Written instruction
Look for the word "this" in the entries below, then copy every line that has it.
------------------------------------------------------------
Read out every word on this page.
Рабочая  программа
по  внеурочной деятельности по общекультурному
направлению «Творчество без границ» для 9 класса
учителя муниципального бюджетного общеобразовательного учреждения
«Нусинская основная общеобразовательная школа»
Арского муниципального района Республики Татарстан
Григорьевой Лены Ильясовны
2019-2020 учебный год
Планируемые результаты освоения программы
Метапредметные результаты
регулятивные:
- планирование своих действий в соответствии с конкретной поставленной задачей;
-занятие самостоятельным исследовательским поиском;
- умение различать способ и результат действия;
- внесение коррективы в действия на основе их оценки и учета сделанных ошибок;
------------------------------------------------------------
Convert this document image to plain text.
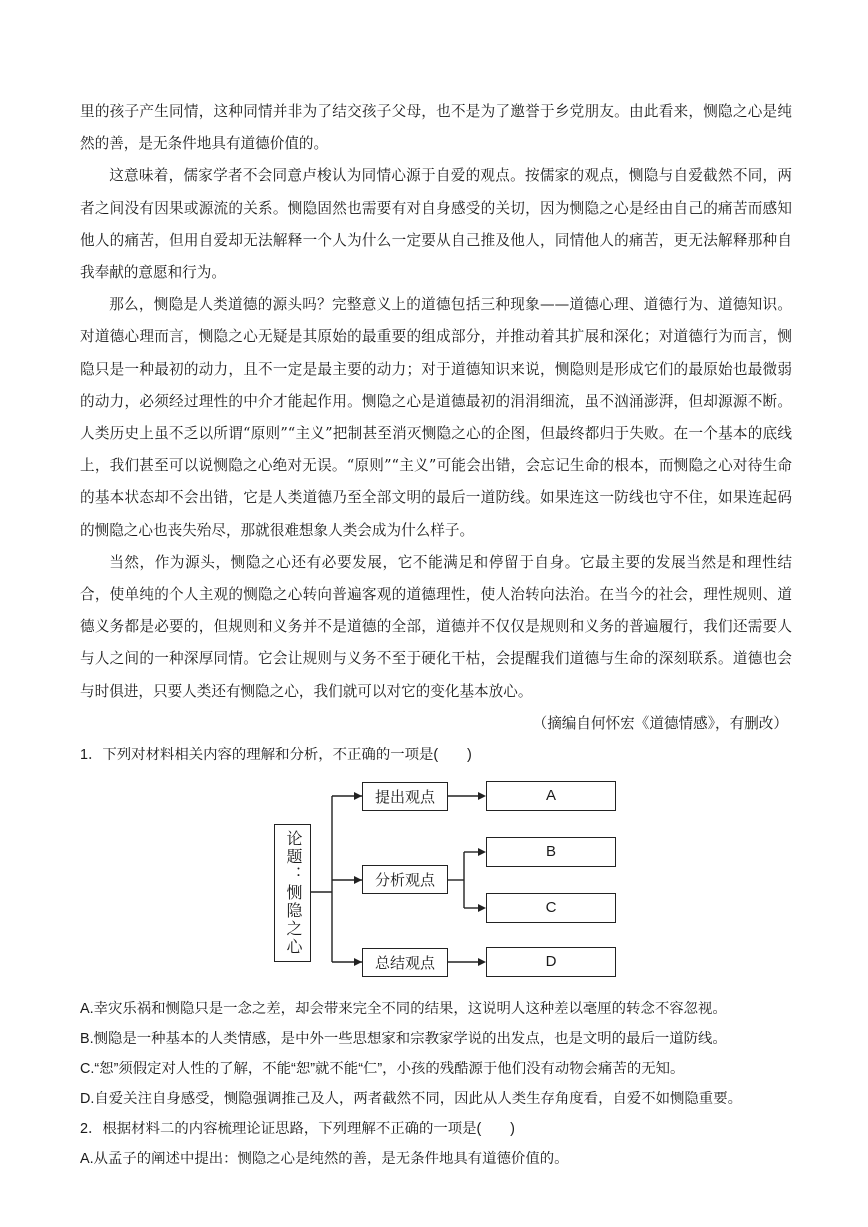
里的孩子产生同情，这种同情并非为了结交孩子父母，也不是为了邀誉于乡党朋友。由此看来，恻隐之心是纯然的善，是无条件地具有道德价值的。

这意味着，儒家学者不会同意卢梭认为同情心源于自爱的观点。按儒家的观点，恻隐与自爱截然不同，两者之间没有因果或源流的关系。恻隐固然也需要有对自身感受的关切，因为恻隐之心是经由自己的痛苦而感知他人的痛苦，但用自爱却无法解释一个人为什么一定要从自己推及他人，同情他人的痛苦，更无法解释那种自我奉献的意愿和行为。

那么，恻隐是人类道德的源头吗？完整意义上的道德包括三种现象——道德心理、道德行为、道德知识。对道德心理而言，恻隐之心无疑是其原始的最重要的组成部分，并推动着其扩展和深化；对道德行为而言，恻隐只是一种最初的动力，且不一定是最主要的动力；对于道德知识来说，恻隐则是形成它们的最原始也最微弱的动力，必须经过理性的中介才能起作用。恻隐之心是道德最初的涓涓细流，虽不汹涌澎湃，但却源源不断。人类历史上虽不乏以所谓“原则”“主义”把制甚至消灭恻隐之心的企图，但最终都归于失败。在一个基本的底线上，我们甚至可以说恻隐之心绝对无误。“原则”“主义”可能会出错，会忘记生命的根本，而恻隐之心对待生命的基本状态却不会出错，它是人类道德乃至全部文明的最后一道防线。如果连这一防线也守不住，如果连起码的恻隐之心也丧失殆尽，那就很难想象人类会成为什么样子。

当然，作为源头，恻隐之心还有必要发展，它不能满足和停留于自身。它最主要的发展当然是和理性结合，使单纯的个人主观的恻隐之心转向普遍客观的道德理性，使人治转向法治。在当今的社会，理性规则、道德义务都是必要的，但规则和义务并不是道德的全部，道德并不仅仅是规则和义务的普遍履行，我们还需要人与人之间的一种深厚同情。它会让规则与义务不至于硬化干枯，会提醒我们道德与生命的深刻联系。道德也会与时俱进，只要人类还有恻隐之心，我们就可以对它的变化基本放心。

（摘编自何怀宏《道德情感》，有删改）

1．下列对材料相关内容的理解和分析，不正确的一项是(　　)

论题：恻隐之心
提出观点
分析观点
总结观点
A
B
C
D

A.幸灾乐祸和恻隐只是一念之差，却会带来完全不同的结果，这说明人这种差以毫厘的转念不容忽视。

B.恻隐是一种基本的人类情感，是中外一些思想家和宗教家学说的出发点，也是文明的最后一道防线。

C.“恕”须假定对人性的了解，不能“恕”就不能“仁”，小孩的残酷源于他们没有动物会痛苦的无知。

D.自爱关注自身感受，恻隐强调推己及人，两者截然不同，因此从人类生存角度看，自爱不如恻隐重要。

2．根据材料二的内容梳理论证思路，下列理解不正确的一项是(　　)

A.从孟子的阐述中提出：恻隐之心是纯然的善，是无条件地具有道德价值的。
------------------------------------------------------------
Correct output
Read out every word on this page.
Convert this document image to plain text.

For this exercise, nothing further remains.